* start EXTRACTED DATA *
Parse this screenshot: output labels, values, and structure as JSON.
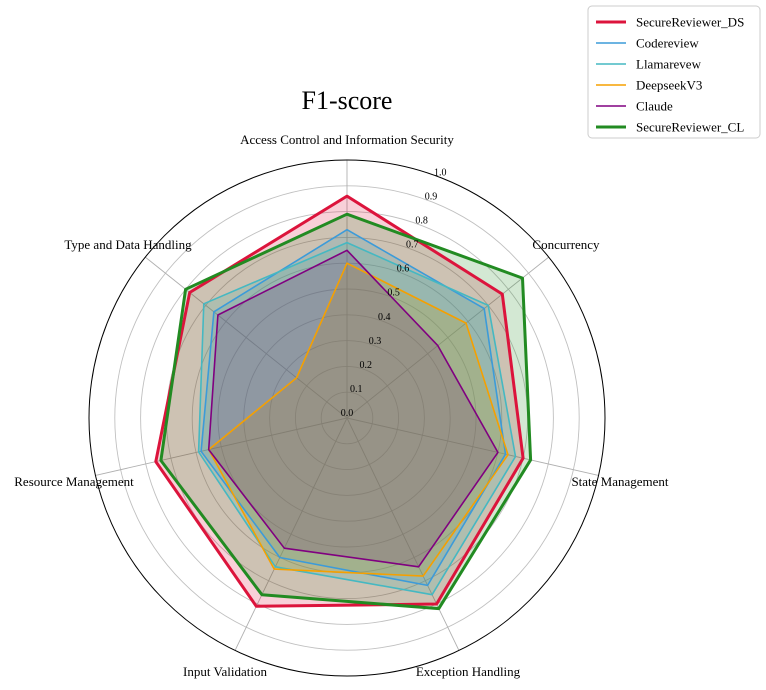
{
  "chart_data": {
    "type": "radar",
    "title": "F1-score",
    "axes": [
      "Access Control and Information Security",
      "Concurrency",
      "State Management",
      "Exception Handling",
      "Input Validation",
      "Resource Management",
      "Type and Data Handling"
    ],
    "radial_range": [
      0.0,
      1.0
    ],
    "radial_ticks": [
      "0.0",
      "0.1",
      "0.2",
      "0.3",
      "0.4",
      "0.5",
      "0.6",
      "0.7",
      "0.8",
      "0.9",
      "1.0"
    ],
    "grid": true,
    "legend_position": "top-right",
    "series": [
      {
        "name": "SecureReviewer_DS",
        "color": "#dc143c",
        "line": "thick",
        "values": [
          0.86,
          0.77,
          0.7,
          0.8,
          0.81,
          0.76,
          0.78
        ]
      },
      {
        "name": "Codereview",
        "color": "#3c9bd9",
        "line": "thin",
        "values": [
          0.73,
          0.68,
          0.63,
          0.72,
          0.6,
          0.58,
          0.66
        ]
      },
      {
        "name": "Llamarevew",
        "color": "#45b8c2",
        "line": "thin",
        "values": [
          0.68,
          0.7,
          0.67,
          0.76,
          0.64,
          0.59,
          0.71
        ]
      },
      {
        "name": "DeepseekV3",
        "color": "#f5a000",
        "line": "thin",
        "values": [
          0.6,
          0.59,
          0.64,
          0.68,
          0.65,
          0.55,
          0.25
        ]
      },
      {
        "name": "Claude",
        "color": "#800080",
        "line": "thin",
        "values": [
          0.65,
          0.45,
          0.6,
          0.64,
          0.56,
          0.55,
          0.64
        ]
      },
      {
        "name": "SecureReviewer_CL",
        "color": "#228b22",
        "line": "thick",
        "values": [
          0.79,
          0.87,
          0.73,
          0.82,
          0.76,
          0.74,
          0.8
        ]
      }
    ]
  }
}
* end EXTRACTED DATA *
#### WHAT IS BEING ASKED:
Every line in the data above that contains "color" needs to be copied.

#### SOLUTION BELOW:
        "color": "#dc143c",
        "color": "#3c9bd9",
        "color": "#45b8c2",
        "color": "#f5a000",
        "color": "#800080",
        "color": "#228b22",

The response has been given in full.